• **Directions**
Output solely the number of lines containing the string "viilennystä".

Some records:
########
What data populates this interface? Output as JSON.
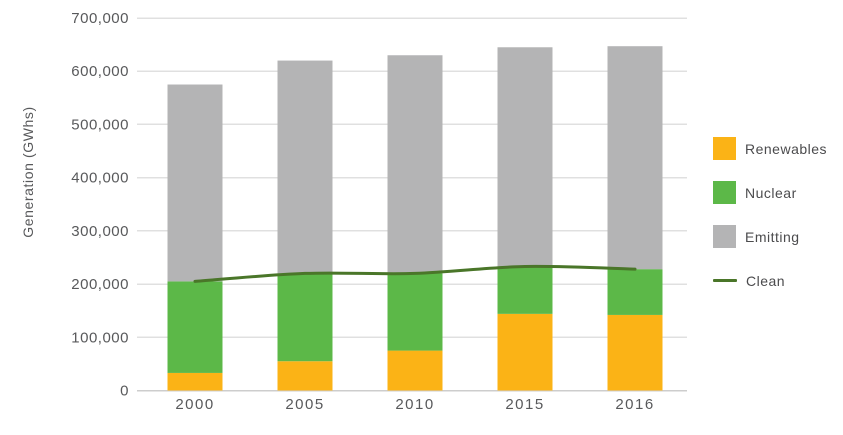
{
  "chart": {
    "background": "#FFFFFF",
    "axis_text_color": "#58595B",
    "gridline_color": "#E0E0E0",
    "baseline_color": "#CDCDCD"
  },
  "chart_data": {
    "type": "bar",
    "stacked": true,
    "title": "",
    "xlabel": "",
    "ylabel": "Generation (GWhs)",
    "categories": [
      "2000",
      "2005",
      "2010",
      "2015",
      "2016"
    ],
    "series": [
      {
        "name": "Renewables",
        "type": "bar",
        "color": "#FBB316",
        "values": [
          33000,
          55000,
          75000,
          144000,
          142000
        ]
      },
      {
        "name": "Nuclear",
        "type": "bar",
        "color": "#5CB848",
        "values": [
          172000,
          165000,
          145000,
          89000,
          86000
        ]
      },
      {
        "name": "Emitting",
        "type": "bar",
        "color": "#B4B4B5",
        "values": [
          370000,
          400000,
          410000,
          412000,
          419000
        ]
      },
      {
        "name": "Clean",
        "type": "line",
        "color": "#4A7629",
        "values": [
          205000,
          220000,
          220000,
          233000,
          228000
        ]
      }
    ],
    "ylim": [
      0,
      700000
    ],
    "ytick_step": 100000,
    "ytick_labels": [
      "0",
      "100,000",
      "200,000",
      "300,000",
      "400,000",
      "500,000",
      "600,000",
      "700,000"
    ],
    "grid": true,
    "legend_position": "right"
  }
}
########
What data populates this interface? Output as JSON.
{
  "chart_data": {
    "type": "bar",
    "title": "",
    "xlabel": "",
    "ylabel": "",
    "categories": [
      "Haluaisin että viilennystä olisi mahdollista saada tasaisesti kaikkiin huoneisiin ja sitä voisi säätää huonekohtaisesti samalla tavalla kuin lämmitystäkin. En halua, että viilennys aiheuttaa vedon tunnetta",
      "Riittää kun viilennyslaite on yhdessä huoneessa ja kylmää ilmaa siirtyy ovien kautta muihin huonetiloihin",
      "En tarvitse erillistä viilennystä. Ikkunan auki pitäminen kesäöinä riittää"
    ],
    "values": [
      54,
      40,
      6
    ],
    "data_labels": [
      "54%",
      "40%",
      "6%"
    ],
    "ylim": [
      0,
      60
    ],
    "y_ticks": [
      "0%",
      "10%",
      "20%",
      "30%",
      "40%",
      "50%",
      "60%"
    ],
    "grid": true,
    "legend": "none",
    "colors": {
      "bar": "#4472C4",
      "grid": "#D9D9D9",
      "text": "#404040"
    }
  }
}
########
• **Full answer**
2